◆ Extracted entries
------------------------------------------------------------------------
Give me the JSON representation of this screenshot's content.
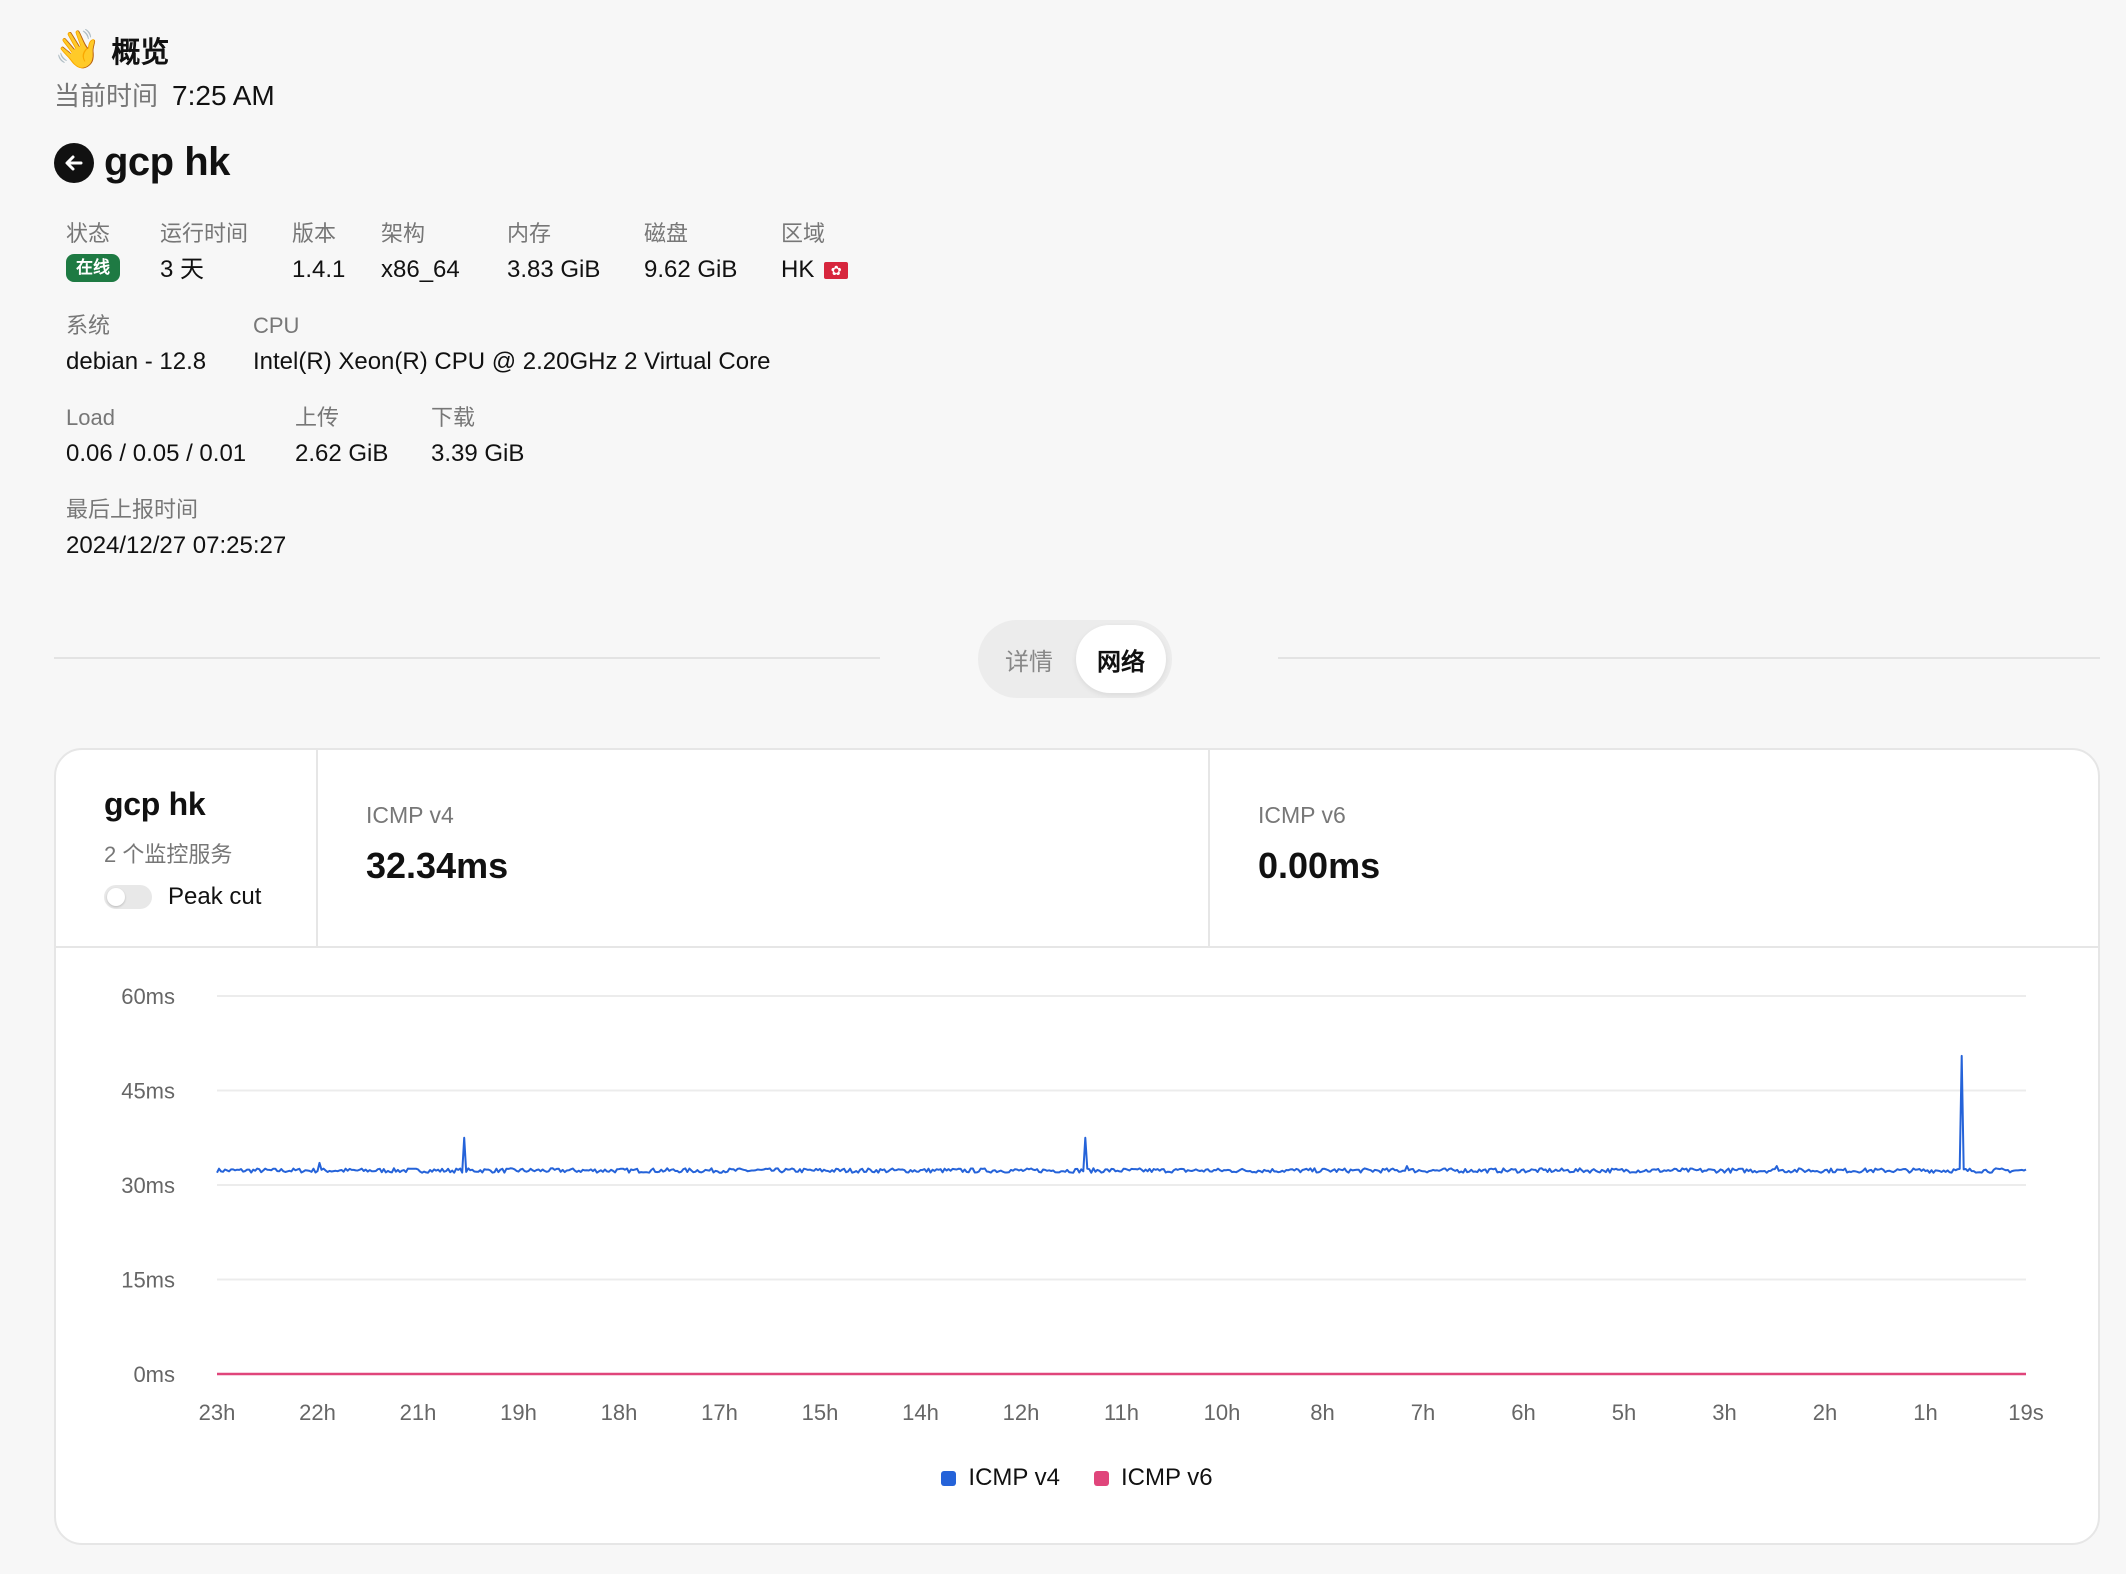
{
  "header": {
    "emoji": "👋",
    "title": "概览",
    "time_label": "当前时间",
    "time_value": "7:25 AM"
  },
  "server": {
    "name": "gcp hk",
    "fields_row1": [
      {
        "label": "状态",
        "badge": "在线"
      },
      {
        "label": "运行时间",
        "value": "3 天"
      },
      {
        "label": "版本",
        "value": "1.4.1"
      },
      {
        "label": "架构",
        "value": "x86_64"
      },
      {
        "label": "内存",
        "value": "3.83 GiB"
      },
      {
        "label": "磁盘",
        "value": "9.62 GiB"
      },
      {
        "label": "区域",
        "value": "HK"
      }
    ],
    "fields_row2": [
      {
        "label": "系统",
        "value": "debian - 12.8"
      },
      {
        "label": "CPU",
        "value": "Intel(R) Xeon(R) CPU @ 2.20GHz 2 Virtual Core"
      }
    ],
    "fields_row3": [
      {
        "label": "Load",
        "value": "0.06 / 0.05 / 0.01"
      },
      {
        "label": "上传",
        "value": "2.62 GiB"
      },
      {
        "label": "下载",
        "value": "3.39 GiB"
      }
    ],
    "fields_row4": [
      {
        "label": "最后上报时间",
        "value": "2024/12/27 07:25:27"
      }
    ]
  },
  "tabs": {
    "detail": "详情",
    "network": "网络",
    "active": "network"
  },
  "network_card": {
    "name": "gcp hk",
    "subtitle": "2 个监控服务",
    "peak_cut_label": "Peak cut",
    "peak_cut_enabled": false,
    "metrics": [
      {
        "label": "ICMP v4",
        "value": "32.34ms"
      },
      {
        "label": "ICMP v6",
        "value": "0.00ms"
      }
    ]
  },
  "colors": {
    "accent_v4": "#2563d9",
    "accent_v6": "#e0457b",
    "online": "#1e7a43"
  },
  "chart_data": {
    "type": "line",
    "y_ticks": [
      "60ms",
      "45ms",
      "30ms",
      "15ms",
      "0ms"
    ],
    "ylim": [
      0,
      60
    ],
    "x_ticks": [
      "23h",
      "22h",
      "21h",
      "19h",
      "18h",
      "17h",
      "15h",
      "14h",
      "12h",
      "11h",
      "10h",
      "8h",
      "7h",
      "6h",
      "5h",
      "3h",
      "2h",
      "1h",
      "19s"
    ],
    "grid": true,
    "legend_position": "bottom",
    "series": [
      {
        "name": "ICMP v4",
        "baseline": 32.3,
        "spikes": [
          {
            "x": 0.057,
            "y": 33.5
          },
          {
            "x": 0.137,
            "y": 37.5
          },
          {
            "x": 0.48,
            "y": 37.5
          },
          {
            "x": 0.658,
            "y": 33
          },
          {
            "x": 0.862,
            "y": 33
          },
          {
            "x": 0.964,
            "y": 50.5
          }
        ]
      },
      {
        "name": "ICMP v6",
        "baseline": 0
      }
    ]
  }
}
------------------------------------------------------------------------
◆ Objective
Take the records above and transcribe them exactly, dropping every picture.

◆ Right answer
Give me the JSON representation of this screenshot's content.
{
  "header": {
    "emoji": "👋",
    "title": "概览",
    "time_label": "当前时间",
    "time_value": "7:25 AM"
  },
  "server": {
    "name": "gcp hk",
    "fields_row1": [
      {
        "label": "状态",
        "badge": "在线"
      },
      {
        "label": "运行时间",
        "value": "3 天"
      },
      {
        "label": "版本",
        "value": "1.4.1"
      },
      {
        "label": "架构",
        "value": "x86_64"
      },
      {
        "label": "内存",
        "value": "3.83 GiB"
      },
      {
        "label": "磁盘",
        "value": "9.62 GiB"
      },
      {
        "label": "区域",
        "value": "HK"
      }
    ],
    "fields_row2": [
      {
        "label": "系统",
        "value": "debian - 12.8"
      },
      {
        "label": "CPU",
        "value": "Intel(R) Xeon(R) CPU @ 2.20GHz 2 Virtual Core"
      }
    ],
    "fields_row3": [
      {
        "label": "Load",
        "value": "0.06 / 0.05 / 0.01"
      },
      {
        "label": "上传",
        "value": "2.62 GiB"
      },
      {
        "label": "下载",
        "value": "3.39 GiB"
      }
    ],
    "fields_row4": [
      {
        "label": "最后上报时间",
        "value": "2024/12/27 07:25:27"
      }
    ]
  },
  "tabs": {
    "detail": "详情",
    "network": "网络",
    "active": "network"
  },
  "network_card": {
    "name": "gcp hk",
    "subtitle": "2 个监控服务",
    "peak_cut_label": "Peak cut",
    "peak_cut_enabled": false,
    "metrics": [
      {
        "label": "ICMP v4",
        "value": "32.34ms"
      },
      {
        "label": "ICMP v6",
        "value": "0.00ms"
      }
    ]
  },
  "colors": {
    "accent_v4": "#2563d9",
    "accent_v6": "#e0457b",
    "online": "#1e7a43"
  },
  "chart_data": {
    "type": "line",
    "y_ticks": [
      "60ms",
      "45ms",
      "30ms",
      "15ms",
      "0ms"
    ],
    "ylim": [
      0,
      60
    ],
    "x_ticks": [
      "23h",
      "22h",
      "21h",
      "19h",
      "18h",
      "17h",
      "15h",
      "14h",
      "12h",
      "11h",
      "10h",
      "8h",
      "7h",
      "6h",
      "5h",
      "3h",
      "2h",
      "1h",
      "19s"
    ],
    "grid": true,
    "legend_position": "bottom",
    "series": [
      {
        "name": "ICMP v4",
        "baseline": 32.3,
        "spikes": [
          {
            "x": 0.057,
            "y": 33.5
          },
          {
            "x": 0.137,
            "y": 37.5
          },
          {
            "x": 0.48,
            "y": 37.5
          },
          {
            "x": 0.658,
            "y": 33
          },
          {
            "x": 0.862,
            "y": 33
          },
          {
            "x": 0.964,
            "y": 50.5
          }
        ]
      },
      {
        "name": "ICMP v6",
        "baseline": 0
      }
    ]
  }
}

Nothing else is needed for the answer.